What is asked:
Collect all lines below with the string "median".

Material:
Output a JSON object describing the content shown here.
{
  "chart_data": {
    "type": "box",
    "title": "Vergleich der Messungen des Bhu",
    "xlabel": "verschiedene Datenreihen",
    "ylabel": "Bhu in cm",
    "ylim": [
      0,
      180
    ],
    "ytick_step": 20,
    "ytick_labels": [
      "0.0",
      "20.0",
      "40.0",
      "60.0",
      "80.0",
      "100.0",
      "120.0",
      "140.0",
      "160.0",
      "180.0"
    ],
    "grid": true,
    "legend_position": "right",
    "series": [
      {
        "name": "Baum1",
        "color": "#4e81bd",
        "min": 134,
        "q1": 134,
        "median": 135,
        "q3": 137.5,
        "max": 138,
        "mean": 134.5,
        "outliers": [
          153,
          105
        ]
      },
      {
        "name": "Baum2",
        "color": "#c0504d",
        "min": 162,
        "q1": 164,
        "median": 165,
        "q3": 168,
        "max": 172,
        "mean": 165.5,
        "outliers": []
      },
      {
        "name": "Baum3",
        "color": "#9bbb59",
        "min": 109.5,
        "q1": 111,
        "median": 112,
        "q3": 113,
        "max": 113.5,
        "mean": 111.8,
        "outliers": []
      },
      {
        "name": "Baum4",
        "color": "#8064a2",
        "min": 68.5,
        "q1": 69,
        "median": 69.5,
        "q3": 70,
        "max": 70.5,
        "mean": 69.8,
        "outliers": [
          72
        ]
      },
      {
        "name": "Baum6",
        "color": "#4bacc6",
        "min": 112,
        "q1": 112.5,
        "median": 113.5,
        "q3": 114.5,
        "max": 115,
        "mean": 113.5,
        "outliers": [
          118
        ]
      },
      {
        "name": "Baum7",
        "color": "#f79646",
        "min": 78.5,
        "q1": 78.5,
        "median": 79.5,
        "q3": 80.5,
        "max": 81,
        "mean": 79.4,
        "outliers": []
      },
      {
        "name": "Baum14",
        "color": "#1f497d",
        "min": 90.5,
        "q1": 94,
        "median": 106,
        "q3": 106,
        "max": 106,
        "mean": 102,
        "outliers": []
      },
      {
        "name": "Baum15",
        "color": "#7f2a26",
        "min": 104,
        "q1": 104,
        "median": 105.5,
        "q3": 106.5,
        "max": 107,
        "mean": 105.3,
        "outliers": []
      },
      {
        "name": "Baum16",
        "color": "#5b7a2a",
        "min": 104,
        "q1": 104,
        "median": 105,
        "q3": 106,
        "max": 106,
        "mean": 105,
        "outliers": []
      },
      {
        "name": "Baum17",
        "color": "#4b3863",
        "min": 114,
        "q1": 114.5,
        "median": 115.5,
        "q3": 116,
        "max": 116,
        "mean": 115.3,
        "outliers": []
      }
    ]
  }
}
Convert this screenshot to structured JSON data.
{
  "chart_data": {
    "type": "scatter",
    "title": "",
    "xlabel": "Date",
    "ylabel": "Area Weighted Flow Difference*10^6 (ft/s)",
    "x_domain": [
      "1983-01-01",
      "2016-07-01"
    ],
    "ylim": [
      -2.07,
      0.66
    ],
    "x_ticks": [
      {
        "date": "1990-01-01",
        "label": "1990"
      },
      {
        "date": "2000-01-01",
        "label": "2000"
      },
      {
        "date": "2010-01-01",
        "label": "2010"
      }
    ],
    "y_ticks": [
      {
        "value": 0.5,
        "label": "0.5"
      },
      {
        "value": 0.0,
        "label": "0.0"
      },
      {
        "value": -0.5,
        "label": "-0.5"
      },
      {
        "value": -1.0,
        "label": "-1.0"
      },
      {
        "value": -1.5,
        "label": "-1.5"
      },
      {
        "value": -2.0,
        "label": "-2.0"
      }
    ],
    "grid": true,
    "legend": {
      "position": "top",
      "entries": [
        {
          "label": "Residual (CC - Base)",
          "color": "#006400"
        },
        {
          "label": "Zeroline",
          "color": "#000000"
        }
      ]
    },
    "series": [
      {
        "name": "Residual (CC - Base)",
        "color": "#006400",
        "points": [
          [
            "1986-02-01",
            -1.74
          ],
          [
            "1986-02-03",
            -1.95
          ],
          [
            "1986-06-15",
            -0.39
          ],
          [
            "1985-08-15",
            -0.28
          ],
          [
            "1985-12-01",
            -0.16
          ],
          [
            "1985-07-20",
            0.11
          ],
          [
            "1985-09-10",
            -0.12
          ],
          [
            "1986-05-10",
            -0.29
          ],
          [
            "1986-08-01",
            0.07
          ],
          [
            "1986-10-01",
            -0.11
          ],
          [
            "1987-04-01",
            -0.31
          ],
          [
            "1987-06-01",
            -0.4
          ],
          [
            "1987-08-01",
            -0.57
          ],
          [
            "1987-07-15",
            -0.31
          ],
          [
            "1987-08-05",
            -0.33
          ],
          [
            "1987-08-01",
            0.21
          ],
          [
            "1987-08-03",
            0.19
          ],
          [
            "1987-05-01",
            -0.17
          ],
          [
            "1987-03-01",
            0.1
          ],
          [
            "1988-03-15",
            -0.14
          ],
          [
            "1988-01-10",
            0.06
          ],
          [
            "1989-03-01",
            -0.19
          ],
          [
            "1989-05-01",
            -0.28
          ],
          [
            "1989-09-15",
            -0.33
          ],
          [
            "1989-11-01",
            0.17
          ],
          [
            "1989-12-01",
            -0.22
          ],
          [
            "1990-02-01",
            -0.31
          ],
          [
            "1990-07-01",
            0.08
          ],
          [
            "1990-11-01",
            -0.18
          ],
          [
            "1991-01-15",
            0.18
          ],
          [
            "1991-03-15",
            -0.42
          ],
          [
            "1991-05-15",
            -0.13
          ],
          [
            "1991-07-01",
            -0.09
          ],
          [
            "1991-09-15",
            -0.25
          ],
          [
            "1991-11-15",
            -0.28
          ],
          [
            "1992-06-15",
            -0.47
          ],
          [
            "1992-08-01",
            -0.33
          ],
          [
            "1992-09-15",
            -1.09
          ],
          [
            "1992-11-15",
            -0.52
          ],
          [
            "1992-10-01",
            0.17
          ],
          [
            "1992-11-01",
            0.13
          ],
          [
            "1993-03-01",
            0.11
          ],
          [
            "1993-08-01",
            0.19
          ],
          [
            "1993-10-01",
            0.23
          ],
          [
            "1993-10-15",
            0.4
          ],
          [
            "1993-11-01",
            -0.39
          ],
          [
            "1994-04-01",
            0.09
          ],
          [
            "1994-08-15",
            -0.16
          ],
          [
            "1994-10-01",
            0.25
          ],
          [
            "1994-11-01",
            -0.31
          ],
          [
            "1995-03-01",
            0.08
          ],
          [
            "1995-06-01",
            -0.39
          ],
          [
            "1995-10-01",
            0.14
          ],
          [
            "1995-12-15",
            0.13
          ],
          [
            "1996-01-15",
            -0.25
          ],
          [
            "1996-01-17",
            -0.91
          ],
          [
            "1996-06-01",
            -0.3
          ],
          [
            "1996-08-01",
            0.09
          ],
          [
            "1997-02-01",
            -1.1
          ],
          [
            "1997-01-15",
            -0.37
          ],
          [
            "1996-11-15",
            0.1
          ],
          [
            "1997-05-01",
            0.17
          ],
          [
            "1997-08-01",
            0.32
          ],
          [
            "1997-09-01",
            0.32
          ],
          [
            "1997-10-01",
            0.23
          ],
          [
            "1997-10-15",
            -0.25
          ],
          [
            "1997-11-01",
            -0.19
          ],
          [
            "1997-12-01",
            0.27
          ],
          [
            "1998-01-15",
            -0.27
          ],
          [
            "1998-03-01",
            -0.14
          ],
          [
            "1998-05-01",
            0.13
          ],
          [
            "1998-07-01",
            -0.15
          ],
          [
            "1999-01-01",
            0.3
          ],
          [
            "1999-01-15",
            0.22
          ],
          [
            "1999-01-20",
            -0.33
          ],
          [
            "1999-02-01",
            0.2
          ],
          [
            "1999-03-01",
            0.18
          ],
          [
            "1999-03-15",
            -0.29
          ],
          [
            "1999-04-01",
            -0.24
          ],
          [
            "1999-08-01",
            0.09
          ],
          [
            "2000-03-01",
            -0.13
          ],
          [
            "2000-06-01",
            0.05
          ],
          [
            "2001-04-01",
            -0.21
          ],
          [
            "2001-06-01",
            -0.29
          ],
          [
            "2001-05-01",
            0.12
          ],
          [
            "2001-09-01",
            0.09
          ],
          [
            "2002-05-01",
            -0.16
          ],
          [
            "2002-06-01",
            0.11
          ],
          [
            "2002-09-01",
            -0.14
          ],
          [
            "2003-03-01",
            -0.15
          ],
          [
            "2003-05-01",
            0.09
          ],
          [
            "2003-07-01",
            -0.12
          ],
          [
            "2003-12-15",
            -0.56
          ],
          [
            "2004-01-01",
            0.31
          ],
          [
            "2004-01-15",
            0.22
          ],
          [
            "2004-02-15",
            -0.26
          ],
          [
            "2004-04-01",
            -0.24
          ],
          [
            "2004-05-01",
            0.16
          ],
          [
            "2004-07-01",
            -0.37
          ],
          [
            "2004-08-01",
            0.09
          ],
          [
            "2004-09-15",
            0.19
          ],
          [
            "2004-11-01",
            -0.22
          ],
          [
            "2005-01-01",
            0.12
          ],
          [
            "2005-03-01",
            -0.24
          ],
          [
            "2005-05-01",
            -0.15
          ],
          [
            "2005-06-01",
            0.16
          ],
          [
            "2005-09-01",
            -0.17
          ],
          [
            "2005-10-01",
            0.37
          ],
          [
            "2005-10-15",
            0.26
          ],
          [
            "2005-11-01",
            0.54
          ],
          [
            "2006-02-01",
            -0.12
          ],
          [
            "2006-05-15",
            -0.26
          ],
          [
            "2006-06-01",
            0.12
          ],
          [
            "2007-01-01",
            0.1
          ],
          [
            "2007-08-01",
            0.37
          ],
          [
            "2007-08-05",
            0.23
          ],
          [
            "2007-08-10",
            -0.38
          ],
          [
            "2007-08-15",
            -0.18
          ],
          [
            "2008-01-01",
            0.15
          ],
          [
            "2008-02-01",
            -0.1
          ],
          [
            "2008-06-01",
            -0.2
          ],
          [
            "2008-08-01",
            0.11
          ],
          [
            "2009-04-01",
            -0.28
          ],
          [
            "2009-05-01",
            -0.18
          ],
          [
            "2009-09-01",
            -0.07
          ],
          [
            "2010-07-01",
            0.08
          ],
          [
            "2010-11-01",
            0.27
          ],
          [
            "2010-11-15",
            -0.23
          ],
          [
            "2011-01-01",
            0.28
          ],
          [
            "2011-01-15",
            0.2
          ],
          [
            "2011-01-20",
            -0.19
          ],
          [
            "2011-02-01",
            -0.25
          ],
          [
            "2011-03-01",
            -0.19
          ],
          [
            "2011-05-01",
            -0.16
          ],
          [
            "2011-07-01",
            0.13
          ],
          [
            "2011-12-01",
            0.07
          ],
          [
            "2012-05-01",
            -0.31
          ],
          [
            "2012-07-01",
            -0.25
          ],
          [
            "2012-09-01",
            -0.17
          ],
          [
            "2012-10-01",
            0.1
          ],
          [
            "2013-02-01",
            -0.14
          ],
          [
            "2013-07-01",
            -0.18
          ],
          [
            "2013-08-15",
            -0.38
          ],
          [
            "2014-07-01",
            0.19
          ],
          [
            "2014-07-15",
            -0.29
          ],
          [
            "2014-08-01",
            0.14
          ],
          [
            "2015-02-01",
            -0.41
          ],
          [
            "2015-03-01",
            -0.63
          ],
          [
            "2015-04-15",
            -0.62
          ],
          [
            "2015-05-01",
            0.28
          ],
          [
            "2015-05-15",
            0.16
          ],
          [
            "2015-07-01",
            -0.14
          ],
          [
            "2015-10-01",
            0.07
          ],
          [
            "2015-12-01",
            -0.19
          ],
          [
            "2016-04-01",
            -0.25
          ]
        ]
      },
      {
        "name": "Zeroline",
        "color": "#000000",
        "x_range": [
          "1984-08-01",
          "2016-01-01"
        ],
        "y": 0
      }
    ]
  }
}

Response to the exercise:
        "median": 135,
        "median": 165,
        "median": 112,
        "median": 69.5,
        "median": 113.5,
        "median": 79.5,
        "median": 106,
        "median": 105.5,
        "median": 105,
        "median": 115.5,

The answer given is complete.